*Objective*
Reproduce every line of the records below, word for word.

*Data extract*

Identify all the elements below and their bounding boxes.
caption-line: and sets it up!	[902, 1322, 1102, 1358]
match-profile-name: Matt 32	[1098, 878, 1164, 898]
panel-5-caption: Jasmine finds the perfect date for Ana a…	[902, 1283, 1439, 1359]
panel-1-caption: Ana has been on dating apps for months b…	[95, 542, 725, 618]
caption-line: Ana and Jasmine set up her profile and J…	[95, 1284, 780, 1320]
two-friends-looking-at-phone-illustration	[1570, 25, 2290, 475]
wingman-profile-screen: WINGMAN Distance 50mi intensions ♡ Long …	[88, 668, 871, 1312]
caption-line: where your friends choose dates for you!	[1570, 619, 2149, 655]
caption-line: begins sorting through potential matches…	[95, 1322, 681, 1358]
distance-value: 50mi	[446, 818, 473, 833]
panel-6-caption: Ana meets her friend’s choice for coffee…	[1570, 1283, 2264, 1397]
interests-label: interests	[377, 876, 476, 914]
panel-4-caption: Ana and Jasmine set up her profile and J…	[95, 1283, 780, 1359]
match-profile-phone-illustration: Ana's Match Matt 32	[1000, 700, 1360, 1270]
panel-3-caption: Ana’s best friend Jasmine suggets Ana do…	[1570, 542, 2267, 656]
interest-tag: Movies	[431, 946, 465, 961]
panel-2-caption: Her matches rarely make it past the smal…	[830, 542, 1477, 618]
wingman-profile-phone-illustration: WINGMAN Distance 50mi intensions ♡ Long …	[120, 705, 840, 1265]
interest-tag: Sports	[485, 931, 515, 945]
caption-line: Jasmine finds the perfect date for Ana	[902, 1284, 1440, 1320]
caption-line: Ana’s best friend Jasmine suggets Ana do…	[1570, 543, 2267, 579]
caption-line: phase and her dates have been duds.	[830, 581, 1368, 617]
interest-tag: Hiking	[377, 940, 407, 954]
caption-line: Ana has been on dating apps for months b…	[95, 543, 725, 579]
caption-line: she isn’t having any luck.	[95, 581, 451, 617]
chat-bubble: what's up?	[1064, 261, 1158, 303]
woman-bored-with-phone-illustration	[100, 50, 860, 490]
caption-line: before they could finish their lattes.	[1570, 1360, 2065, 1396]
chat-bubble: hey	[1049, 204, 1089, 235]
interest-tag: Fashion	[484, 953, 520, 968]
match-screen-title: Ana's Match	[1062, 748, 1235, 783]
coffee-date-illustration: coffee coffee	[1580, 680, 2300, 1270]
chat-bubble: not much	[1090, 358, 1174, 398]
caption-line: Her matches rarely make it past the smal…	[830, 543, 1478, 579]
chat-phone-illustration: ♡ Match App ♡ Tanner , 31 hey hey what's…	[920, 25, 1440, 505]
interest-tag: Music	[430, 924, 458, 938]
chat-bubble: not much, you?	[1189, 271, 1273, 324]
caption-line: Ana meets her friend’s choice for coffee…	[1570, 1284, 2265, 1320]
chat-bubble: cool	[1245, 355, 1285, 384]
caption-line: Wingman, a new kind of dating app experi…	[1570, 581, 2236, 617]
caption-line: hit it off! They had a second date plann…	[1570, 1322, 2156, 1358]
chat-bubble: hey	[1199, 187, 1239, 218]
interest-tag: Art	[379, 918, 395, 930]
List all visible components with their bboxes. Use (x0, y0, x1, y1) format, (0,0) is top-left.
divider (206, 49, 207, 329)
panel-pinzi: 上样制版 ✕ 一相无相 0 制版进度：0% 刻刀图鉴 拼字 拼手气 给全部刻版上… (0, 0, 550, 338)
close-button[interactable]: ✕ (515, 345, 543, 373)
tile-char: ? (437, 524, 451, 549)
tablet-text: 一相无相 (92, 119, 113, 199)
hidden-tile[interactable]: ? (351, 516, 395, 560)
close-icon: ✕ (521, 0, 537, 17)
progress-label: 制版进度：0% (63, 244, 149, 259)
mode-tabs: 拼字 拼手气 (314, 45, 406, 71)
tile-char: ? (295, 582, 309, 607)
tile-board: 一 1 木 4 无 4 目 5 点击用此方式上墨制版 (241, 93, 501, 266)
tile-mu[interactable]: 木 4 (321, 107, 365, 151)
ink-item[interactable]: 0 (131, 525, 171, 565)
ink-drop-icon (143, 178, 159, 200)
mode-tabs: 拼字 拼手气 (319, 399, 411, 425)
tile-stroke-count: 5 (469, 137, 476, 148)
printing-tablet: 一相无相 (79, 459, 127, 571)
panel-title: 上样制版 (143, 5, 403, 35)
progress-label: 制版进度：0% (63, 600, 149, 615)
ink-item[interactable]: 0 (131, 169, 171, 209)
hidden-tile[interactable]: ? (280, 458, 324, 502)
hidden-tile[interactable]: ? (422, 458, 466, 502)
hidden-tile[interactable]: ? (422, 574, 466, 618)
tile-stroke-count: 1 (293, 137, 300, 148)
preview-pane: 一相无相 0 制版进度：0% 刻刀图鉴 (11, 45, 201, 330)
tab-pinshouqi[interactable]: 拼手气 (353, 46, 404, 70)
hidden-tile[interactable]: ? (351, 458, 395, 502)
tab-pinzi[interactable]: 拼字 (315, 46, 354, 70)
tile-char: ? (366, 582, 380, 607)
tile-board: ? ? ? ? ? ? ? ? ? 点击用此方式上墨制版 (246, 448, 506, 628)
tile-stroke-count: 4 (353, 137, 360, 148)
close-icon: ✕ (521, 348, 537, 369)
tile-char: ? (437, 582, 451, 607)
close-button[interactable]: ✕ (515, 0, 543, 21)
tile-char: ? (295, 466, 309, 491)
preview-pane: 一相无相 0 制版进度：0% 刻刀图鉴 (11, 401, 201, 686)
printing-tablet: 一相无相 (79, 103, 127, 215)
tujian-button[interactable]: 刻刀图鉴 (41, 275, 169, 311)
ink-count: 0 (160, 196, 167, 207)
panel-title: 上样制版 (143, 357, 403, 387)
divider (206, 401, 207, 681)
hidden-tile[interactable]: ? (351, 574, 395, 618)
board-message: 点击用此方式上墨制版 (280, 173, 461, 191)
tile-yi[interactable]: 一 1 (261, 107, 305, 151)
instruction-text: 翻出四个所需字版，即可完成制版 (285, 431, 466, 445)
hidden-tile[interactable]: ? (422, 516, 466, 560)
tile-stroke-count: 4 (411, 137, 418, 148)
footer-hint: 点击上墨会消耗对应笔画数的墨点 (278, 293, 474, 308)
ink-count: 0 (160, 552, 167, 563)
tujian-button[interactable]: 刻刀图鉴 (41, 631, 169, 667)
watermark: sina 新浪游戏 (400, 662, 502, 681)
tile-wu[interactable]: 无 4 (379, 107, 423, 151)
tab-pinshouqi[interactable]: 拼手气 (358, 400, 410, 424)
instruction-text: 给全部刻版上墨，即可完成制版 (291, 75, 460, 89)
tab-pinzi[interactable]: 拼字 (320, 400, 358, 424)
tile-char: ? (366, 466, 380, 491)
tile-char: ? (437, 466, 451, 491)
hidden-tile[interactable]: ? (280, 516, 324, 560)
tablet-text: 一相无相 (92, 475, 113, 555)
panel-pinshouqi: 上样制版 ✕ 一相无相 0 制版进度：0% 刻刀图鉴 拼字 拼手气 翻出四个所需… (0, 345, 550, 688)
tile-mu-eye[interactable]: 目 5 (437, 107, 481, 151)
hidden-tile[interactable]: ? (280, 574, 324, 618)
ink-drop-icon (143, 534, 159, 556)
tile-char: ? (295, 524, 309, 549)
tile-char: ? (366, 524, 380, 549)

*Result*
Identify all the elements below and their bounding boxes.
caption-line: and sets it up!	[902, 1322, 1102, 1358]
match-profile-name: Matt 32	[1098, 878, 1164, 898]
panel-5-caption: Jasmine finds the perfect date for Ana a…	[902, 1283, 1439, 1359]
panel-1-caption: Ana has been on dating apps for months b…	[95, 542, 725, 618]
caption-line: Ana and Jasmine set up her profile and J…	[95, 1284, 780, 1320]
two-friends-looking-at-phone-illustration	[1570, 25, 2290, 475]
wingman-profile-screen: WINGMAN Distance 50mi intensions ♡ Long …	[88, 668, 871, 1312]
caption-line: where your friends choose dates for you!	[1570, 619, 2149, 655]
caption-line: begins sorting through potential matches…	[95, 1322, 681, 1358]
distance-value: 50mi	[446, 818, 473, 833]
panel-6-caption: Ana meets her friend’s choice for coffee…	[1570, 1283, 2264, 1397]
interests-label: interests	[377, 876, 476, 914]
panel-4-caption: Ana and Jasmine set up her profile and J…	[95, 1283, 780, 1359]
match-profile-phone-illustration: Ana's Match Matt 32	[1000, 700, 1360, 1270]
panel-3-caption: Ana’s best friend Jasmine suggets Ana do…	[1570, 542, 2267, 656]
interest-tag: Movies	[431, 946, 465, 961]
panel-2-caption: Her matches rarely make it past the smal…	[830, 542, 1477, 618]
wingman-profile-phone-illustration: WINGMAN Distance 50mi intensions ♡ Long …	[120, 705, 840, 1265]
interest-tag: Sports	[485, 931, 515, 945]
caption-line: Jasmine finds the perfect date for Ana	[902, 1284, 1440, 1320]
caption-line: Ana’s best friend Jasmine suggets Ana do…	[1570, 543, 2267, 579]
caption-line: phase and her dates have been duds.	[830, 581, 1368, 617]
interest-tag: Hiking	[377, 940, 407, 954]
caption-line: Ana has been on dating apps for months b…	[95, 543, 725, 579]
caption-line: she isn’t having any luck.	[95, 581, 451, 617]
chat-bubble: what's up?	[1064, 261, 1158, 303]
woman-bored-with-phone-illustration	[100, 50, 860, 490]
caption-line: before they could finish their lattes.	[1570, 1360, 2065, 1396]
chat-bubble: hey	[1049, 204, 1089, 235]
interest-tag: Fashion	[484, 953, 520, 968]
match-screen-title: Ana's Match	[1062, 748, 1235, 783]
coffee-date-illustration: coffee coffee	[1580, 680, 2300, 1270]
chat-bubble: not much	[1090, 358, 1174, 398]
caption-line: Her matches rarely make it past the smal…	[830, 543, 1478, 579]
chat-phone-illustration: ♡ Match App ♡ Tanner , 31 hey hey what's…	[920, 25, 1440, 505]
interest-tag: Music	[430, 924, 458, 938]
chat-bubble: not much, you?	[1189, 271, 1273, 324]
caption-line: Ana meets her friend’s choice for coffee…	[1570, 1284, 2265, 1320]
chat-bubble: cool	[1245, 355, 1285, 384]
caption-line: Wingman, a new kind of dating app experi…	[1570, 581, 2236, 617]
caption-line: hit it off! They had a second date plann…	[1570, 1322, 2156, 1358]
chat-bubble: hey	[1199, 187, 1239, 218]
interest-tag: Art	[379, 918, 395, 930]
List all visible components with their bboxes. Use (x0, y0, x1, y1) format, (0,0) is top-left.
divider (206, 49, 207, 329)
panel-pinzi: 上样制版 ✕ 一相无相 0 制版进度：0% 刻刀图鉴 拼字 拼手气 给全部刻版上… (0, 0, 550, 338)
close-button[interactable]: ✕ (515, 345, 543, 373)
tile-char: ? (437, 524, 451, 549)
tablet-text: 一相无相 (92, 119, 113, 199)
hidden-tile[interactable]: ? (351, 516, 395, 560)
close-icon: ✕ (521, 0, 537, 17)
progress-label: 制版进度：0% (63, 244, 149, 259)
mode-tabs: 拼字 拼手气 (314, 45, 406, 71)
tile-char: ? (295, 582, 309, 607)
tile-board: 一 1 木 4 无 4 目 5 点击用此方式上墨制版 (241, 93, 501, 266)
tile-mu[interactable]: 木 4 (321, 107, 365, 151)
ink-item[interactable]: 0 (131, 525, 171, 565)
ink-drop-icon (143, 178, 159, 200)
mode-tabs: 拼字 拼手气 (319, 399, 411, 425)
tile-stroke-count: 5 (469, 137, 476, 148)
printing-tablet: 一相无相 (79, 459, 127, 571)
panel-title: 上样制版 (143, 5, 403, 35)
progress-label: 制版进度：0% (63, 600, 149, 615)
ink-item[interactable]: 0 (131, 169, 171, 209)
hidden-tile[interactable]: ? (280, 458, 324, 502)
hidden-tile[interactable]: ? (422, 458, 466, 502)
hidden-tile[interactable]: ? (422, 574, 466, 618)
tile-stroke-count: 1 (293, 137, 300, 148)
preview-pane: 一相无相 0 制版进度：0% 刻刀图鉴 (11, 45, 201, 330)
tab-pinshouqi[interactable]: 拼手气 (353, 46, 404, 70)
hidden-tile[interactable]: ? (351, 458, 395, 502)
tab-pinzi[interactable]: 拼字 (315, 46, 354, 70)
tile-char: ? (366, 582, 380, 607)
tile-board: ? ? ? ? ? ? ? ? ? 点击用此方式上墨制版 (246, 448, 506, 628)
tile-stroke-count: 4 (353, 137, 360, 148)
close-icon: ✕ (521, 348, 537, 369)
tile-char: ? (437, 582, 451, 607)
close-button[interactable]: ✕ (515, 0, 543, 21)
tile-char: ? (295, 466, 309, 491)
preview-pane: 一相无相 0 制版进度：0% 刻刀图鉴 (11, 401, 201, 686)
printing-tablet: 一相无相 (79, 103, 127, 215)
tujian-button[interactable]: 刻刀图鉴 (41, 275, 169, 311)
ink-count: 0 (160, 196, 167, 207)
panel-title: 上样制版 (143, 357, 403, 387)
divider (206, 401, 207, 681)
hidden-tile[interactable]: ? (351, 574, 395, 618)
board-message: 点击用此方式上墨制版 (280, 173, 461, 191)
tile-yi[interactable]: 一 1 (261, 107, 305, 151)
instruction-text: 翻出四个所需字版，即可完成制版 (285, 431, 466, 445)
hidden-tile[interactable]: ? (422, 516, 466, 560)
tile-stroke-count: 4 (411, 137, 418, 148)
footer-hint: 点击上墨会消耗对应笔画数的墨点 (278, 293, 474, 308)
ink-count: 0 (160, 552, 167, 563)
tujian-button[interactable]: 刻刀图鉴 (41, 631, 169, 667)
watermark: sina 新浪游戏 (400, 662, 502, 681)
tile-wu[interactable]: 无 4 (379, 107, 423, 151)
tab-pinshouqi[interactable]: 拼手气 (358, 400, 410, 424)
instruction-text: 给全部刻版上墨，即可完成制版 (291, 75, 460, 89)
tab-pinzi[interactable]: 拼字 (320, 400, 358, 424)
tile-char: ? (366, 466, 380, 491)
tile-char: ? (437, 466, 451, 491)
hidden-tile[interactable]: ? (280, 516, 324, 560)
tablet-text: 一相无相 (92, 475, 113, 555)
panel-pinshouqi: 上样制版 ✕ 一相无相 0 制版进度：0% 刻刀图鉴 拼字 拼手气 翻出四个所需… (0, 345, 550, 688)
tile-mu-eye[interactable]: 目 5 (437, 107, 481, 151)
hidden-tile[interactable]: ? (280, 574, 324, 618)
ink-drop-icon (143, 534, 159, 556)
tile-char: ? (295, 524, 309, 549)
tile-char: ? (366, 524, 380, 549)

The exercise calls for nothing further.